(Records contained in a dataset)
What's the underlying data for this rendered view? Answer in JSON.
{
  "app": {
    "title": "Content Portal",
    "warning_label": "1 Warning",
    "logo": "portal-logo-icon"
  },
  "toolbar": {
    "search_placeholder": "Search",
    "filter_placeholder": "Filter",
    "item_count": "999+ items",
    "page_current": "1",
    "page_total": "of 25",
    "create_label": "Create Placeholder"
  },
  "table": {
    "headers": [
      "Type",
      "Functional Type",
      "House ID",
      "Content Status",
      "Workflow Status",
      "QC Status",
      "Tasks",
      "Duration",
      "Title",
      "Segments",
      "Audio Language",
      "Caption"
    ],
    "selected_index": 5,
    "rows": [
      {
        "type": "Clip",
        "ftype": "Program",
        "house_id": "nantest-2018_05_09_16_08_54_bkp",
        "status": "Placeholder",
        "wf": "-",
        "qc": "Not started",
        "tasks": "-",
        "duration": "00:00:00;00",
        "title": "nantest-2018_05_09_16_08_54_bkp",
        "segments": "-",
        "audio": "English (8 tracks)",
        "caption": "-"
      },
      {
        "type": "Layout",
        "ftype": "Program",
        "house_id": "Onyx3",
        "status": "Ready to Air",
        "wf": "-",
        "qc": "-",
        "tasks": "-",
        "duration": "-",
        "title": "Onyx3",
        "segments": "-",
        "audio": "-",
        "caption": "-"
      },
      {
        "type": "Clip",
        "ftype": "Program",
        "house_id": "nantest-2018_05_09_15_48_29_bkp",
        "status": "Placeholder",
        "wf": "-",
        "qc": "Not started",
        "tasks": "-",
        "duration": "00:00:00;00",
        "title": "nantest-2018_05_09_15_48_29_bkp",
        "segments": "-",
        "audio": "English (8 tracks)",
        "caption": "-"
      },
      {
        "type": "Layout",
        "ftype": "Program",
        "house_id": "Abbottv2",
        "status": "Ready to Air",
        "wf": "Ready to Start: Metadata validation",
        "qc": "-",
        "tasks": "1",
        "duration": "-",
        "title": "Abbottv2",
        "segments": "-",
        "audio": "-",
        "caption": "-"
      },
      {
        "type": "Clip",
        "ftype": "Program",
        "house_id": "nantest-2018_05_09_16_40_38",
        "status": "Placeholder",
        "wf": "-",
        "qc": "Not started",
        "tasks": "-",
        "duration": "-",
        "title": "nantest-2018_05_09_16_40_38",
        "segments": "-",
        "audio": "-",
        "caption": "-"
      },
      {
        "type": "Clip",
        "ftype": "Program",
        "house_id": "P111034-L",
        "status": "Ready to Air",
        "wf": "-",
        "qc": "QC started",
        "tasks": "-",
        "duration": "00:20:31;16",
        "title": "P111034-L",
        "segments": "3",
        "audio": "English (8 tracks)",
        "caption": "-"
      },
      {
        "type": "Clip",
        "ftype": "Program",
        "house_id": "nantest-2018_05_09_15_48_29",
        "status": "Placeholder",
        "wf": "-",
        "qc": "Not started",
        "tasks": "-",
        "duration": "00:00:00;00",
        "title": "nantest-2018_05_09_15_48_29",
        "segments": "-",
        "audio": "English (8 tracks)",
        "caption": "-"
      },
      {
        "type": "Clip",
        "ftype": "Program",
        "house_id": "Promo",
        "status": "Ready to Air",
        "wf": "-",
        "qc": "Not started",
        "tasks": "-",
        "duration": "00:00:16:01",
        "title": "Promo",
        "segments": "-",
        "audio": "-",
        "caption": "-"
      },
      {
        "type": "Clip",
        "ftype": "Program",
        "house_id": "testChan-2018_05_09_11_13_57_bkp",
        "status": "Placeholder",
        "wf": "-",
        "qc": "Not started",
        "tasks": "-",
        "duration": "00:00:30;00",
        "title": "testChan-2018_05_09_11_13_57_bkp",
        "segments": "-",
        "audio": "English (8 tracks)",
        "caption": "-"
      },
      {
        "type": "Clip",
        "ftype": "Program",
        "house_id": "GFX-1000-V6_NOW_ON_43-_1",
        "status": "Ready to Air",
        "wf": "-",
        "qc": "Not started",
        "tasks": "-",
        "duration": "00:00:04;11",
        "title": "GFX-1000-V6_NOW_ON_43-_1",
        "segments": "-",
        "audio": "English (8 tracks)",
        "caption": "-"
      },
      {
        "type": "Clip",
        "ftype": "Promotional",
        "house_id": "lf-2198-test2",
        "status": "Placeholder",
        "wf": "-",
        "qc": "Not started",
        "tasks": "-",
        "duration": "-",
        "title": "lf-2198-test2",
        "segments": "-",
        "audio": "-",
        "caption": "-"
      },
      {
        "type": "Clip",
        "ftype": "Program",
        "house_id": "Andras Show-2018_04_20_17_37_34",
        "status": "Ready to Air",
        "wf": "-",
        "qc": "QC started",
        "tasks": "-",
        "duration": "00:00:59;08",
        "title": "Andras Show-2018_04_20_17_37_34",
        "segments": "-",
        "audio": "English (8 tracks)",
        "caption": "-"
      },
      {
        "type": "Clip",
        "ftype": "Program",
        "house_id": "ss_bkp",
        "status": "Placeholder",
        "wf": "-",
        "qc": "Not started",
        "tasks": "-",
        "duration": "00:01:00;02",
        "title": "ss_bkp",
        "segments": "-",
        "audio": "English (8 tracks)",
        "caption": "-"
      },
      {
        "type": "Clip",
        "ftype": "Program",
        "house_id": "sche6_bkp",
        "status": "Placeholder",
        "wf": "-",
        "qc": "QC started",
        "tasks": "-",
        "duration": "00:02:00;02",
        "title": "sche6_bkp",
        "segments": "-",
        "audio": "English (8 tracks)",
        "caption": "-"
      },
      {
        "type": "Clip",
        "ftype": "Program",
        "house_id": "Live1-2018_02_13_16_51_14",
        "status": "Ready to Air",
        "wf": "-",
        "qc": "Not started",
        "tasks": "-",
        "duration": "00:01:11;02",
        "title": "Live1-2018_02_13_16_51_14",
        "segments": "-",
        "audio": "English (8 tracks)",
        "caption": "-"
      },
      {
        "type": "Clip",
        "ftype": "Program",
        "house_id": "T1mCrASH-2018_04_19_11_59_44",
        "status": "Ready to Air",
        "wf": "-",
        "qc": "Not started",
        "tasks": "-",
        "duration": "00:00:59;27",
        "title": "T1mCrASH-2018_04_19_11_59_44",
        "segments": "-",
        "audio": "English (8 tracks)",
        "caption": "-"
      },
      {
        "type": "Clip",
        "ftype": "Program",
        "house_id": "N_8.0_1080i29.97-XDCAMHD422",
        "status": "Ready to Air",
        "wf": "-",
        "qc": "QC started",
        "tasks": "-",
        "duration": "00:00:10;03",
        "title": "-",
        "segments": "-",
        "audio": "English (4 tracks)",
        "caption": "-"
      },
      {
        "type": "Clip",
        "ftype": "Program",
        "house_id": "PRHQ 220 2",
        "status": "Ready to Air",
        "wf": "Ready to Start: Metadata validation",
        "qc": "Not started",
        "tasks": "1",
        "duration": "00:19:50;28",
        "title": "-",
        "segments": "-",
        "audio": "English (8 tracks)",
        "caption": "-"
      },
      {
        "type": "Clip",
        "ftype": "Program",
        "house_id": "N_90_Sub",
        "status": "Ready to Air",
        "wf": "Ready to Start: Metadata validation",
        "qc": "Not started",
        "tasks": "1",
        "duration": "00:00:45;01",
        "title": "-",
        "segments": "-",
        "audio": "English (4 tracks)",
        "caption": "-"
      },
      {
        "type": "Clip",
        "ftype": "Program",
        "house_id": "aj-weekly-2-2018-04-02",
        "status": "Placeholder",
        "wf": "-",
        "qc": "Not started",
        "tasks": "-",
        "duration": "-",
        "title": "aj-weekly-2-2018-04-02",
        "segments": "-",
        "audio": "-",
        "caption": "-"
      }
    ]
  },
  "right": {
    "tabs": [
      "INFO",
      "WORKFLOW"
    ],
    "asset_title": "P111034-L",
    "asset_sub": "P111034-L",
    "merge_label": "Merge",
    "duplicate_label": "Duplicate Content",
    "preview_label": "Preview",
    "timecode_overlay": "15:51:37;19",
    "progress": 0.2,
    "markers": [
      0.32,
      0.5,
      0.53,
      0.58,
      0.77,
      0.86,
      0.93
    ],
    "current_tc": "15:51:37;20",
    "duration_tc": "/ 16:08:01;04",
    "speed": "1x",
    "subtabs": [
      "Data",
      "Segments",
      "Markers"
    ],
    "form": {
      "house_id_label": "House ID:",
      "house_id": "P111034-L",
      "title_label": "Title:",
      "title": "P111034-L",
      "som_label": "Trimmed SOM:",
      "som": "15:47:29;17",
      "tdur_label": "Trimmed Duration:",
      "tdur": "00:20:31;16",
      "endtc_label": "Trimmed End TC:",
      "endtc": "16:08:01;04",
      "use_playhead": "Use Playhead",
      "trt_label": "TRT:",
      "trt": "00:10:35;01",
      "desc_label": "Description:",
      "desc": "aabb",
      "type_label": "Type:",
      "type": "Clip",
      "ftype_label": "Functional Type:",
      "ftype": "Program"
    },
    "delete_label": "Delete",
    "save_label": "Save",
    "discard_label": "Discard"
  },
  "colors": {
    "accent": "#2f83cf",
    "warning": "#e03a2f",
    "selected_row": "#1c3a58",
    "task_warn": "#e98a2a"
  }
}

◆ **Stated task**
From the data above, copy each line that has the string "Functional".

◆ **Result for this task**
      "Functional Type",
      "ftype_label": "Functional Type:",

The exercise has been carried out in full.